WRITTEN TASK
Write out the data below exactly as given, without any of its pictures.

DATA FOR THIS EXERCISE
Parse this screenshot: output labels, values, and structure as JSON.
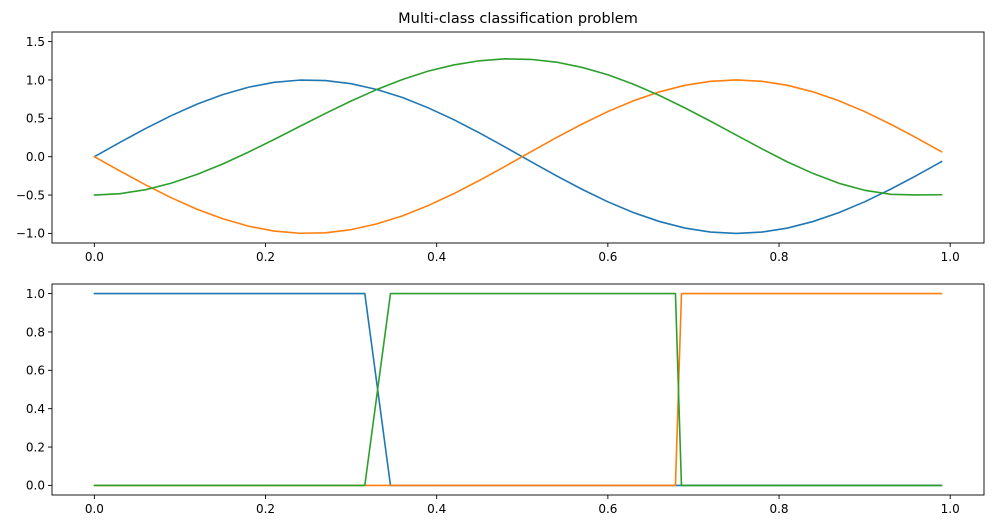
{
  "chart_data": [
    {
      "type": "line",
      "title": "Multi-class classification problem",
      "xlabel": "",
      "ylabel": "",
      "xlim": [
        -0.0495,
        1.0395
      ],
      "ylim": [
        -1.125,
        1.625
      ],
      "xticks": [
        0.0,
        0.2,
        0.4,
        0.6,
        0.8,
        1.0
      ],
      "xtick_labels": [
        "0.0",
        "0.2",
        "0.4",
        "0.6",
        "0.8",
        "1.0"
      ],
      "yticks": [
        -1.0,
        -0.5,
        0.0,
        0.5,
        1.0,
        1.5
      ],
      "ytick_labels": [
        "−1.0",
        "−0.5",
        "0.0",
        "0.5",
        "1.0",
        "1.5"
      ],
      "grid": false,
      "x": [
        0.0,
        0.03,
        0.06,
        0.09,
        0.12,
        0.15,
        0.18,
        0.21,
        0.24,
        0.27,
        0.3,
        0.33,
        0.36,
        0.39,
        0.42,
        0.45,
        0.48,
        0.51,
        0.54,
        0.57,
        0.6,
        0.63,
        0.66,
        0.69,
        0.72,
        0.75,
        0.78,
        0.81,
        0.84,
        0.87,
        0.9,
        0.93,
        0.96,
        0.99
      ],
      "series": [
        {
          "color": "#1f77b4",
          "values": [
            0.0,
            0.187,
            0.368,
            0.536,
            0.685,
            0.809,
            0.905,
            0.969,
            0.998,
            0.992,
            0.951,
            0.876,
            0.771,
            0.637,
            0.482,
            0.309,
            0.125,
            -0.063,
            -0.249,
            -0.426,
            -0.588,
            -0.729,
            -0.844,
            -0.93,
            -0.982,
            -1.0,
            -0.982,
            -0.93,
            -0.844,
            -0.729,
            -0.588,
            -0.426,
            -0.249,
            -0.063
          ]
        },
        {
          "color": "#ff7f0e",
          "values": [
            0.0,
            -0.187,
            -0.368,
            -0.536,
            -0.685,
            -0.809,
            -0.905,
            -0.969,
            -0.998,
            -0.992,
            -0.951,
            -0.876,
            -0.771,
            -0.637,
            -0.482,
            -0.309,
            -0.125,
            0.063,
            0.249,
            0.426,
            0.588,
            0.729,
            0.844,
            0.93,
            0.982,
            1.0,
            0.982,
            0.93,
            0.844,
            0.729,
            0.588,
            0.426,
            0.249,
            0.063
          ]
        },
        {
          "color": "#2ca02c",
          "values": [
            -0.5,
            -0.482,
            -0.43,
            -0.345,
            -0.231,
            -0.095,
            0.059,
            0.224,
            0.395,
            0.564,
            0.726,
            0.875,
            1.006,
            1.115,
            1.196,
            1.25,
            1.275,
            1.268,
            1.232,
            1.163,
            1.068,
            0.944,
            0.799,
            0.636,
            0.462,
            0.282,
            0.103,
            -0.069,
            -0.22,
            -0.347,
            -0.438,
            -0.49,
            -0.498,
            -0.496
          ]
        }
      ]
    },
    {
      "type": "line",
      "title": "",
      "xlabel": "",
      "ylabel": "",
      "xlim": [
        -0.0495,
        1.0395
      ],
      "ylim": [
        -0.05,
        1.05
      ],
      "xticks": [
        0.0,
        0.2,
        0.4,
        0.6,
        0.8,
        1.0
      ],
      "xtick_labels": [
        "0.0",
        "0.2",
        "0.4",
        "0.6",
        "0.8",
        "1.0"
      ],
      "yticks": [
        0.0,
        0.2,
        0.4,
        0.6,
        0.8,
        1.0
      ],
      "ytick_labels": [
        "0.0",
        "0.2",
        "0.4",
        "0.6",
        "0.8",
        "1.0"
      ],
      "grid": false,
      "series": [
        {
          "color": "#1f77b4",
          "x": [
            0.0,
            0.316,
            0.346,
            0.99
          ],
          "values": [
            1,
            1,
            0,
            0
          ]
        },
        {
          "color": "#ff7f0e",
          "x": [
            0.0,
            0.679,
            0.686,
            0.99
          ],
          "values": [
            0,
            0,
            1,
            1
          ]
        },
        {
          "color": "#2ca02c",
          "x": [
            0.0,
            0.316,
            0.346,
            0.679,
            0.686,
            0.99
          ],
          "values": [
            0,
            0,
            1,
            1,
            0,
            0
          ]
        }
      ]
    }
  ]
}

OUTPUT OF THE EXERCISE
Parse this screenshot: output labels, values, and structure as JSON.
{
  "chart_data": [
    {
      "type": "line",
      "title": "Multi-class classification problem",
      "xlabel": "",
      "ylabel": "",
      "xlim": [
        -0.0495,
        1.0395
      ],
      "ylim": [
        -1.125,
        1.625
      ],
      "xticks": [
        0.0,
        0.2,
        0.4,
        0.6,
        0.8,
        1.0
      ],
      "xtick_labels": [
        "0.0",
        "0.2",
        "0.4",
        "0.6",
        "0.8",
        "1.0"
      ],
      "yticks": [
        -1.0,
        -0.5,
        0.0,
        0.5,
        1.0,
        1.5
      ],
      "ytick_labels": [
        "−1.0",
        "−0.5",
        "0.0",
        "0.5",
        "1.0",
        "1.5"
      ],
      "grid": false,
      "x": [
        0.0,
        0.03,
        0.06,
        0.09,
        0.12,
        0.15,
        0.18,
        0.21,
        0.24,
        0.27,
        0.3,
        0.33,
        0.36,
        0.39,
        0.42,
        0.45,
        0.48,
        0.51,
        0.54,
        0.57,
        0.6,
        0.63,
        0.66,
        0.69,
        0.72,
        0.75,
        0.78,
        0.81,
        0.84,
        0.87,
        0.9,
        0.93,
        0.96,
        0.99
      ],
      "series": [
        {
          "color": "#1f77b4",
          "values": [
            0.0,
            0.187,
            0.368,
            0.536,
            0.685,
            0.809,
            0.905,
            0.969,
            0.998,
            0.992,
            0.951,
            0.876,
            0.771,
            0.637,
            0.482,
            0.309,
            0.125,
            -0.063,
            -0.249,
            -0.426,
            -0.588,
            -0.729,
            -0.844,
            -0.93,
            -0.982,
            -1.0,
            -0.982,
            -0.93,
            -0.844,
            -0.729,
            -0.588,
            -0.426,
            -0.249,
            -0.063
          ]
        },
        {
          "color": "#ff7f0e",
          "values": [
            0.0,
            -0.187,
            -0.368,
            -0.536,
            -0.685,
            -0.809,
            -0.905,
            -0.969,
            -0.998,
            -0.992,
            -0.951,
            -0.876,
            -0.771,
            -0.637,
            -0.482,
            -0.309,
            -0.125,
            0.063,
            0.249,
            0.426,
            0.588,
            0.729,
            0.844,
            0.93,
            0.982,
            1.0,
            0.982,
            0.93,
            0.844,
            0.729,
            0.588,
            0.426,
            0.249,
            0.063
          ]
        },
        {
          "color": "#2ca02c",
          "values": [
            -0.5,
            -0.482,
            -0.43,
            -0.345,
            -0.231,
            -0.095,
            0.059,
            0.224,
            0.395,
            0.564,
            0.726,
            0.875,
            1.006,
            1.115,
            1.196,
            1.25,
            1.275,
            1.268,
            1.232,
            1.163,
            1.068,
            0.944,
            0.799,
            0.636,
            0.462,
            0.282,
            0.103,
            -0.069,
            -0.22,
            -0.347,
            -0.438,
            -0.49,
            -0.498,
            -0.496
          ]
        }
      ]
    },
    {
      "type": "line",
      "title": "",
      "xlabel": "",
      "ylabel": "",
      "xlim": [
        -0.0495,
        1.0395
      ],
      "ylim": [
        -0.05,
        1.05
      ],
      "xticks": [
        0.0,
        0.2,
        0.4,
        0.6,
        0.8,
        1.0
      ],
      "xtick_labels": [
        "0.0",
        "0.2",
        "0.4",
        "0.6",
        "0.8",
        "1.0"
      ],
      "yticks": [
        0.0,
        0.2,
        0.4,
        0.6,
        0.8,
        1.0
      ],
      "ytick_labels": [
        "0.0",
        "0.2",
        "0.4",
        "0.6",
        "0.8",
        "1.0"
      ],
      "grid": false,
      "series": [
        {
          "color": "#1f77b4",
          "x": [
            0.0,
            0.316,
            0.346,
            0.99
          ],
          "values": [
            1,
            1,
            0,
            0
          ]
        },
        {
          "color": "#ff7f0e",
          "x": [
            0.0,
            0.679,
            0.686,
            0.99
          ],
          "values": [
            0,
            0,
            1,
            1
          ]
        },
        {
          "color": "#2ca02c",
          "x": [
            0.0,
            0.316,
            0.346,
            0.679,
            0.686,
            0.99
          ],
          "values": [
            0,
            0,
            1,
            1,
            0,
            0
          ]
        }
      ]
    }
  ]
}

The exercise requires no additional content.